● **TASK TO COMPLETE**
Keep only those lines of the records that include the string "parallélisme".

— Start of DATASET RECORDS —

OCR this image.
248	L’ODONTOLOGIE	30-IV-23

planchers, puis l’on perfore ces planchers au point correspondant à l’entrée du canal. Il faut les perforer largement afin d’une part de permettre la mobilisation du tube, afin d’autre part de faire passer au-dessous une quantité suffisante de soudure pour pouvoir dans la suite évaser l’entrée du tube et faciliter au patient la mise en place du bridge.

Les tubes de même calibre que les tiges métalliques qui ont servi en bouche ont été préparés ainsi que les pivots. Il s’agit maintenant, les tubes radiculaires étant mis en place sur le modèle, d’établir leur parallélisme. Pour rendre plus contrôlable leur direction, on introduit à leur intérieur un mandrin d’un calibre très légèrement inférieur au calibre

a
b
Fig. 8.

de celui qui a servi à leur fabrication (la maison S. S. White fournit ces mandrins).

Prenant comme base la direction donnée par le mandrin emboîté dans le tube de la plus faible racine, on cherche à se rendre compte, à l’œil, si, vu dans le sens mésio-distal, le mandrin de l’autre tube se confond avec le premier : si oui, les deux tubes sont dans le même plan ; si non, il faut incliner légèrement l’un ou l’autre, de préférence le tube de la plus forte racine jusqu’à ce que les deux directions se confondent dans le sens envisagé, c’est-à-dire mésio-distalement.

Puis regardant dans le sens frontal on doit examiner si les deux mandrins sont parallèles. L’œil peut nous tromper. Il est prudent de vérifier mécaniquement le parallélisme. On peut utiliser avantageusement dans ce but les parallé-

— End of DATASET RECORDS —

● **CORRECT RESULT**
Les tubes de même calibre que les tiges métalliques qui ont servi en bouche ont été préparés ainsi que les pivots. Il s’agit maintenant, les tubes radiculaires étant mis en place sur le modèle, d’établir leur parallélisme. Pour rendre plus contrôlable leur direction, on introduit à leur intérieur un mandrin d’un calibre très légèrement inférieur au calibre
Puis regardant dans le sens frontal on doit examiner si les deux mandrins sont parallèles. L’œil peut nous tromper. Il est prudent de vérifier mécaniquement le parallélisme. On peut utiliser avantageusement dans ce but les parallé-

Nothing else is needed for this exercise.